Quote the full listing word for word.

Data excerpts:

__________________________________________________

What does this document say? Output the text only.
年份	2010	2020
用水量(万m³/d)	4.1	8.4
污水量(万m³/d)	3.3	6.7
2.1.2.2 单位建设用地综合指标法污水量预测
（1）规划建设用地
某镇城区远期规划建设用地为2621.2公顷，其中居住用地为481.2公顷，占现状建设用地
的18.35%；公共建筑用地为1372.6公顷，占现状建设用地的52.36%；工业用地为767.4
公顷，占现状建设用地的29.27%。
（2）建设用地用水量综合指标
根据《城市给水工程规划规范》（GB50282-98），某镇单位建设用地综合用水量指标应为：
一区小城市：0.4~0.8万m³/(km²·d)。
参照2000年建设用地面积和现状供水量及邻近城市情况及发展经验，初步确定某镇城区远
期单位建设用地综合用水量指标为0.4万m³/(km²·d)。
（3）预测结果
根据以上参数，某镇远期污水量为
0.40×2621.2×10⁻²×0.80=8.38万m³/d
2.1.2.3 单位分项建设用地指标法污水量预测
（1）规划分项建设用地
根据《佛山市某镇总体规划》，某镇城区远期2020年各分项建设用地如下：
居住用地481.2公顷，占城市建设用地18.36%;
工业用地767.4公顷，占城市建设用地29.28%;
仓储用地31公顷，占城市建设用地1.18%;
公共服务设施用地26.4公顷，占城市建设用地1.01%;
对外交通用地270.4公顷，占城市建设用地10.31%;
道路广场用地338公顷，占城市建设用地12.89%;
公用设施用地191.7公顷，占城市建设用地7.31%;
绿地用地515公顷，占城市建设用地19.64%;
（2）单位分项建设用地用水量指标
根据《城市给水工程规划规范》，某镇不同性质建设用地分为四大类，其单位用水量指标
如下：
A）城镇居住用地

__________________________________________________

Solution for this exercise:
What does this document say? Output the text only.
年份	2010	2020
用水量(万m³/d)	4.1	8.4
污水量(万m³/d)	3.3	6.7
2.1.2.2 单位建设用地综合指标法污水量预测
（1）规划建设用地
某镇城区远期规划建设用地为2621.2公顷，其中居住用地为481.2公顷，占现状建设用地
的18.35%；公共建筑用地为1372.6公顷，占现状建设用地的52.36%；工业用地为767.4
公顷，占现状建设用地的29.27%。
（2）建设用地用水量综合指标
根据《城市给水工程规划规范》（GB50282-98），某镇单位建设用地综合用水量指标应为：
一区小城市：0.4~0.8万m³/(km²·d)。
参照2000年建设用地面积和现状供水量及邻近城市情况及发展经验，初步确定某镇城区远
期单位建设用地综合用水量指标为0.4万m³/(km²·d)。
（3）预测结果
根据以上参数，某镇远期污水量为
0.40×2621.2×10⁻²×0.80=8.38万m³/d
2.1.2.3 单位分项建设用地指标法污水量预测
（1）规划分项建设用地
根据《佛山市某镇总体规划》，某镇城区远期2020年各分项建设用地如下：
居住用地481.2公顷，占城市建设用地18.36%;
工业用地767.4公顷，占城市建设用地29.28%;
仓储用地31公顷，占城市建设用地1.18%;
公共服务设施用地26.4公顷，占城市建设用地1.01%;
对外交通用地270.4公顷，占城市建设用地10.31%;
道路广场用地338公顷，占城市建设用地12.89%;
公用设施用地191.7公顷，占城市建设用地7.31%;
绿地用地515公顷，占城市建设用地19.64%;
（2）单位分项建设用地用水量指标
根据《城市给水工程规划规范》，某镇不同性质建设用地分为四大类，其单位用水量指标
如下：
A）城镇居住用地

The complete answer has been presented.